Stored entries
--- Begin ---

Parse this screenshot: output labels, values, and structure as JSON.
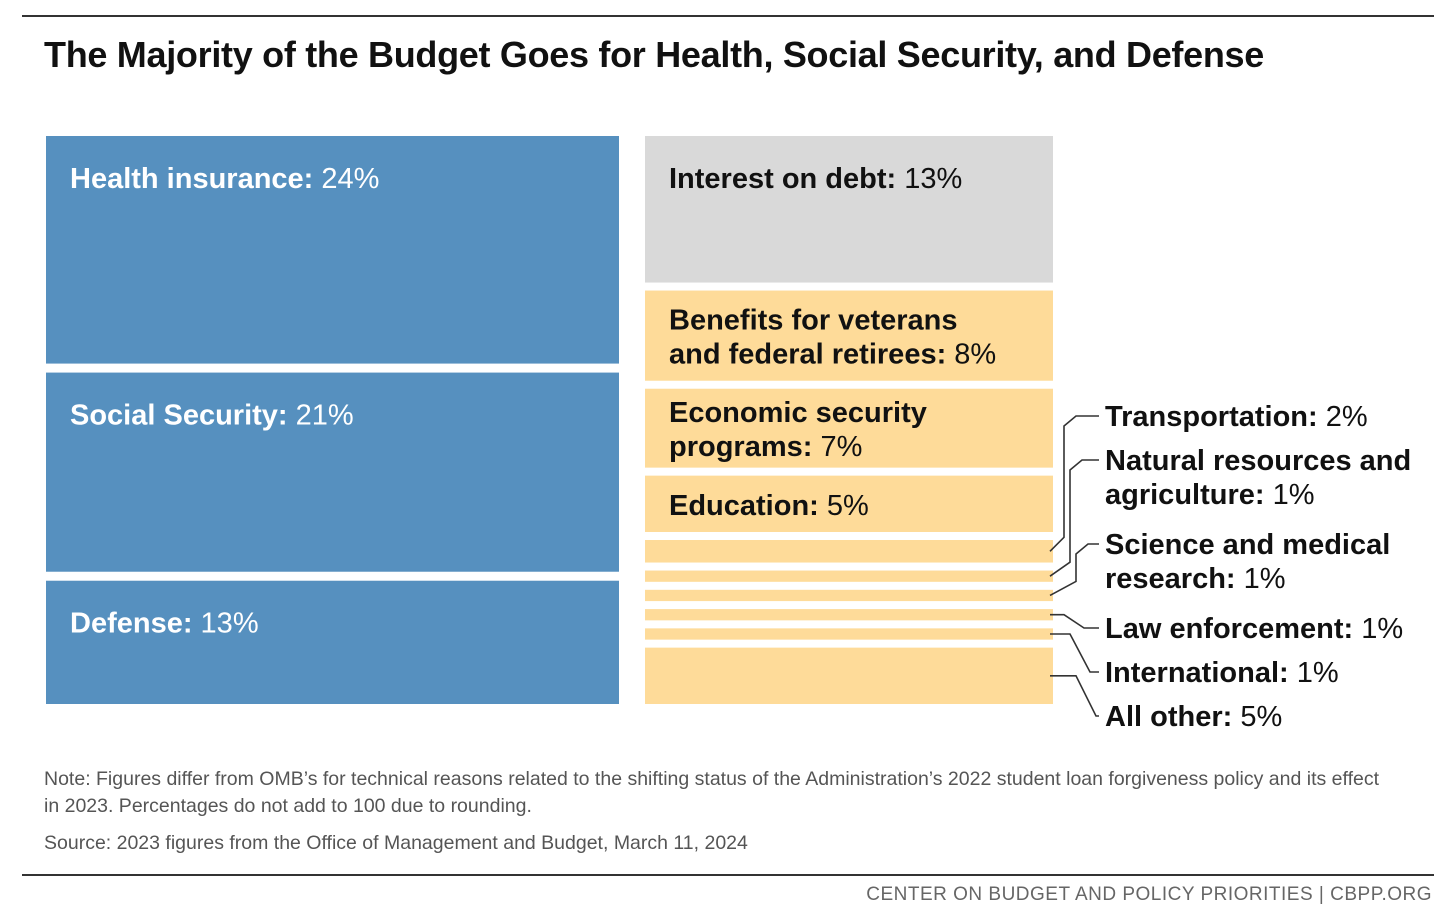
{
  "title": "The Majority of the Budget Goes for Health, Social Security, and Defense",
  "chart_data": {
    "type": "treemap",
    "unit": "%",
    "colors": {
      "major": "#5690bf",
      "interest": "#d9d9d9",
      "other": "#fedb99"
    },
    "groups": [
      {
        "group": "major",
        "items": [
          {
            "name": "Health insurance",
            "value": 24
          },
          {
            "name": "Social Security",
            "value": 21
          },
          {
            "name": "Defense",
            "value": 13
          }
        ]
      },
      {
        "group": "interest",
        "items": [
          {
            "name": "Interest on debt",
            "value": 13
          }
        ]
      },
      {
        "group": "other",
        "items": [
          {
            "name": "Benefits for veterans and federal retirees",
            "lines": [
              "Benefits for veterans",
              "and federal retirees"
            ],
            "value": 8
          },
          {
            "name": "Economic security programs",
            "lines": [
              "Economic security",
              "programs"
            ],
            "value": 7
          },
          {
            "name": "Education",
            "value": 5
          },
          {
            "name": "Transportation",
            "value": 2
          },
          {
            "name": "Natural resources and agriculture",
            "lines": [
              "Natural resources and",
              "agriculture"
            ],
            "value": 1
          },
          {
            "name": "Science and medical research",
            "lines": [
              "Science and medical",
              "research"
            ],
            "value": 1
          },
          {
            "name": "Law enforcement",
            "value": 1
          },
          {
            "name": "International",
            "value": 1
          },
          {
            "name": "All other",
            "value": 5
          }
        ]
      }
    ]
  },
  "note": "Note: Figures differ from OMB’s for technical reasons related to the shifting status of the Administration’s 2022 student loan forgiveness policy and its effect in 2023. Percentages do not add to 100 due to rounding.",
  "source": "Source: 2023 figures from the Office of Management and Budget, March 11, 2024",
  "footer": "CENTER ON BUDGET AND POLICY PRIORITIES | CBPP.ORG"
}
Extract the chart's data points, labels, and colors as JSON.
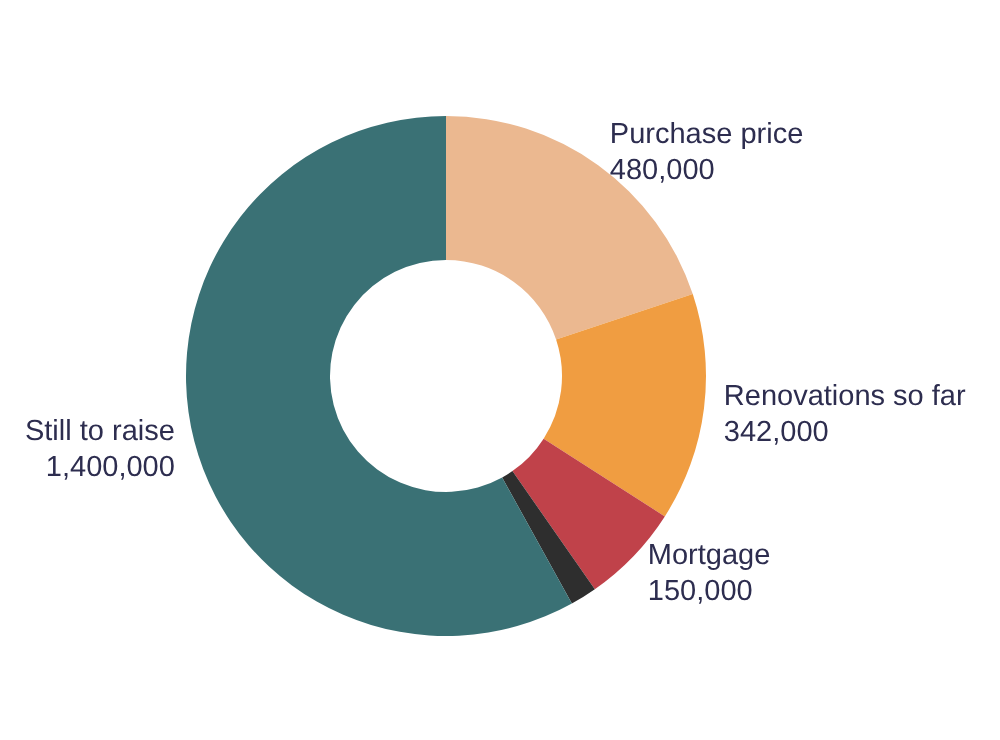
{
  "chart_data": {
    "type": "donut",
    "categories": [
      "Purchase price",
      "Renovations so far",
      "Mortgage",
      null,
      "Still to raise"
    ],
    "values": [
      480000,
      342000,
      150000,
      40000,
      1400000
    ],
    "value_labels": [
      "480,000",
      "342,000",
      "150,000",
      null,
      "1,400,000"
    ],
    "colors": [
      "#ebb890",
      "#f09d41",
      "#c0424a",
      "#2e2e2e",
      "#3a7175"
    ]
  }
}
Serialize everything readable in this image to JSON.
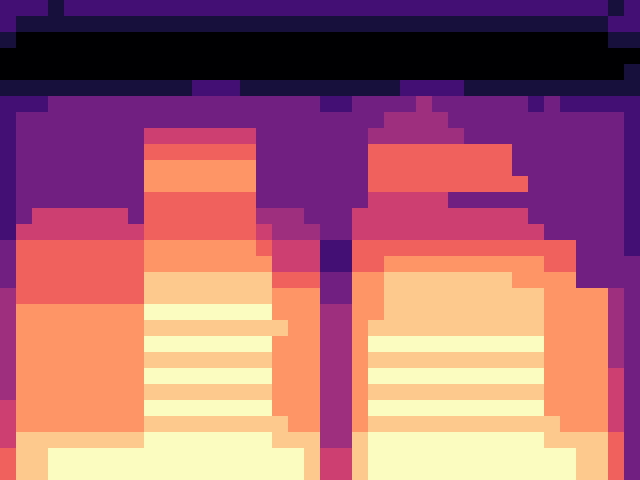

--- End ---

Show all lines in the entries above where the string "this" appears.

* **Output of the exercise**
Parse this screenshot: output labels, values, and structure as JSON.
Serialize everything readable in this image to JSON.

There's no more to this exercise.